--- SUPPLIED RECORDS ---
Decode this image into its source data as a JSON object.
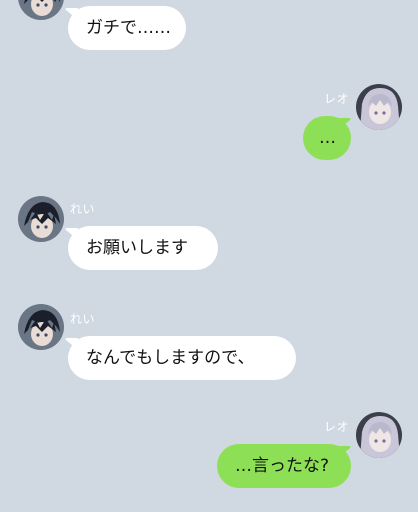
{
  "colors": {
    "background": "#d0d8e2",
    "incoming_bubble": "#ffffff",
    "outgoing_bubble": "#8de055",
    "name_text": "#ffffff"
  },
  "messages": [
    {
      "sender": "",
      "side": "incoming",
      "text": "ガチで……",
      "avatar": "rei-avatar"
    },
    {
      "sender": "レオ",
      "side": "outgoing",
      "text": "…",
      "avatar": "reo-avatar"
    },
    {
      "sender": "れい",
      "side": "incoming",
      "text": "お願いします",
      "avatar": "rei-avatar"
    },
    {
      "sender": "れい",
      "side": "incoming",
      "text": "なんでもしますので、",
      "avatar": "rei-avatar"
    },
    {
      "sender": "レオ",
      "side": "outgoing",
      "text": "…言ったな?",
      "avatar": "reo-avatar"
    }
  ]
}
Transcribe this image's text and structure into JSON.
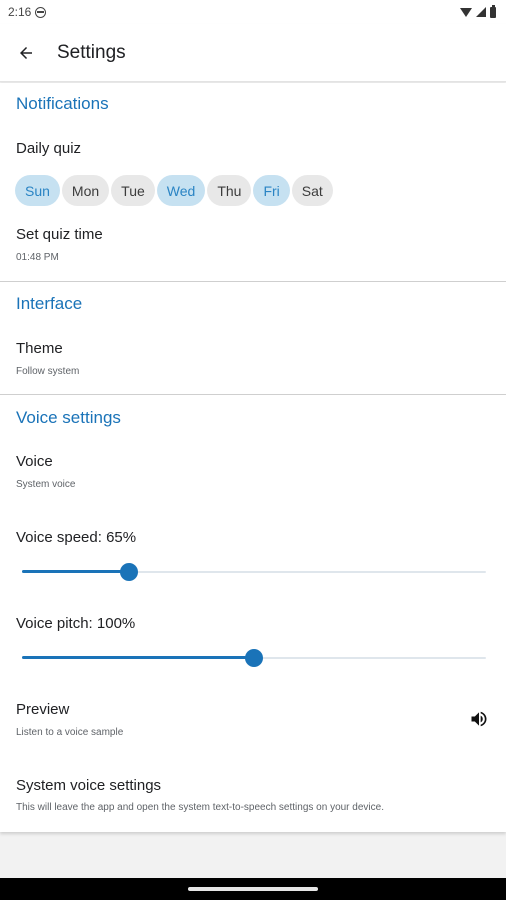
{
  "status_bar": {
    "time": "2:16"
  },
  "app_bar": {
    "title": "Settings"
  },
  "notifications": {
    "header": "Notifications",
    "daily_quiz_label": "Daily quiz",
    "days": [
      {
        "label": "Sun",
        "selected": true
      },
      {
        "label": "Mon",
        "selected": false
      },
      {
        "label": "Tue",
        "selected": false
      },
      {
        "label": "Wed",
        "selected": true
      },
      {
        "label": "Thu",
        "selected": false
      },
      {
        "label": "Fri",
        "selected": true
      },
      {
        "label": "Sat",
        "selected": false
      }
    ],
    "quiz_time_label": "Set quiz time",
    "quiz_time_value": "01:48 PM"
  },
  "interface": {
    "header": "Interface",
    "theme_label": "Theme",
    "theme_value": "Follow system"
  },
  "voice": {
    "header": "Voice settings",
    "voice_label": "Voice",
    "voice_value": "System voice",
    "speed_label": "Voice speed: 65%",
    "speed_fraction": 0.23,
    "pitch_label": "Voice pitch: 100%",
    "pitch_fraction": 0.5,
    "preview_label": "Preview",
    "preview_sub": "Listen to a voice sample",
    "system_settings_label": "System voice settings",
    "system_settings_sub": "This will leave the app and open the system text-to-speech settings on your device."
  },
  "colors": {
    "accent": "#1a73b8",
    "chip_selected_bg": "#c6e1f1",
    "chip_bg": "#e8e8e8"
  },
  "icons": {
    "back": "arrow-left",
    "preview": "speaker",
    "status": [
      "do-not-disturb",
      "wifi",
      "signal",
      "battery"
    ]
  }
}
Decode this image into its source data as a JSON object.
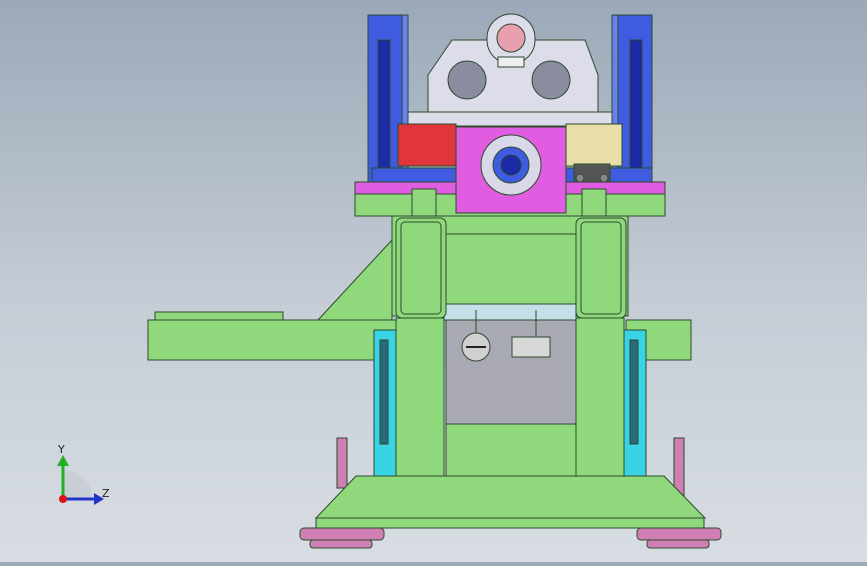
{
  "viewport": {
    "background_top": "#9ba9b8",
    "background_bottom": "#d8dde3"
  },
  "colors": {
    "frame_green": "#90d87c",
    "edge": "#2b4a2b",
    "column_blue": "#3f5ce0",
    "column_dark_blue": "#1c2aa8",
    "plate_magenta": "#e05ce0",
    "block_red": "#e0353d",
    "block_yellow": "#e8dfa8",
    "bracket_grey": "#dcdcea",
    "rail_cyan": "#39d3e6",
    "base_pink": "#cf7fb4",
    "panel_grey": "#a9a9b4"
  },
  "triad": {
    "y_label": "Y",
    "z_label": "Z",
    "y_color": "#22b022",
    "z_color": "#2233cc",
    "x_color": "#dd1111"
  }
}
---
Pictures appear in the records above. Output everything except them, exactly.

Decode this image into its source data as a JSON object.
{
  "colors": {
    "background": "#d0d8e2",
    "incoming_bubble": "#ffffff",
    "outgoing_bubble": "#8de055",
    "name_text": "#ffffff"
  },
  "messages": [
    {
      "sender": "",
      "side": "incoming",
      "text": "ガチで……",
      "avatar": "rei-avatar"
    },
    {
      "sender": "レオ",
      "side": "outgoing",
      "text": "…",
      "avatar": "reo-avatar"
    },
    {
      "sender": "れい",
      "side": "incoming",
      "text": "お願いします",
      "avatar": "rei-avatar"
    },
    {
      "sender": "れい",
      "side": "incoming",
      "text": "なんでもしますので、",
      "avatar": "rei-avatar"
    },
    {
      "sender": "レオ",
      "side": "outgoing",
      "text": "…言ったな?",
      "avatar": "reo-avatar"
    }
  ]
}
Transcribe this image's text and structure into JSON.
{
  "status_bar": {
    "time": "2:16"
  },
  "app_bar": {
    "title": "Settings"
  },
  "notifications": {
    "header": "Notifications",
    "daily_quiz_label": "Daily quiz",
    "days": [
      {
        "label": "Sun",
        "selected": true
      },
      {
        "label": "Mon",
        "selected": false
      },
      {
        "label": "Tue",
        "selected": false
      },
      {
        "label": "Wed",
        "selected": true
      },
      {
        "label": "Thu",
        "selected": false
      },
      {
        "label": "Fri",
        "selected": true
      },
      {
        "label": "Sat",
        "selected": false
      }
    ],
    "quiz_time_label": "Set quiz time",
    "quiz_time_value": "01:48 PM"
  },
  "interface": {
    "header": "Interface",
    "theme_label": "Theme",
    "theme_value": "Follow system"
  },
  "voice": {
    "header": "Voice settings",
    "voice_label": "Voice",
    "voice_value": "System voice",
    "speed_label": "Voice speed: 65%",
    "speed_fraction": 0.23,
    "pitch_label": "Voice pitch: 100%",
    "pitch_fraction": 0.5,
    "preview_label": "Preview",
    "preview_sub": "Listen to a voice sample",
    "system_settings_label": "System voice settings",
    "system_settings_sub": "This will leave the app and open the system text-to-speech settings on your device."
  },
  "colors": {
    "accent": "#1a73b8",
    "chip_selected_bg": "#c6e1f1",
    "chip_bg": "#e8e8e8"
  },
  "icons": {
    "back": "arrow-left",
    "preview": "speaker",
    "status": [
      "do-not-disturb",
      "wifi",
      "signal",
      "battery"
    ]
  }
}
Decode this image into its source data as a JSON object.
{
  "viewport": {
    "background_top": "#9ba9b8",
    "background_bottom": "#d8dde3"
  },
  "colors": {
    "frame_green": "#90d87c",
    "edge": "#2b4a2b",
    "column_blue": "#3f5ce0",
    "column_dark_blue": "#1c2aa8",
    "plate_magenta": "#e05ce0",
    "block_red": "#e0353d",
    "block_yellow": "#e8dfa8",
    "bracket_grey": "#dcdcea",
    "rail_cyan": "#39d3e6",
    "base_pink": "#cf7fb4",
    "panel_grey": "#a9a9b4"
  },
  "triad": {
    "y_label": "Y",
    "z_label": "Z",
    "y_color": "#22b022",
    "z_color": "#2233cc",
    "x_color": "#dd1111"
  }
}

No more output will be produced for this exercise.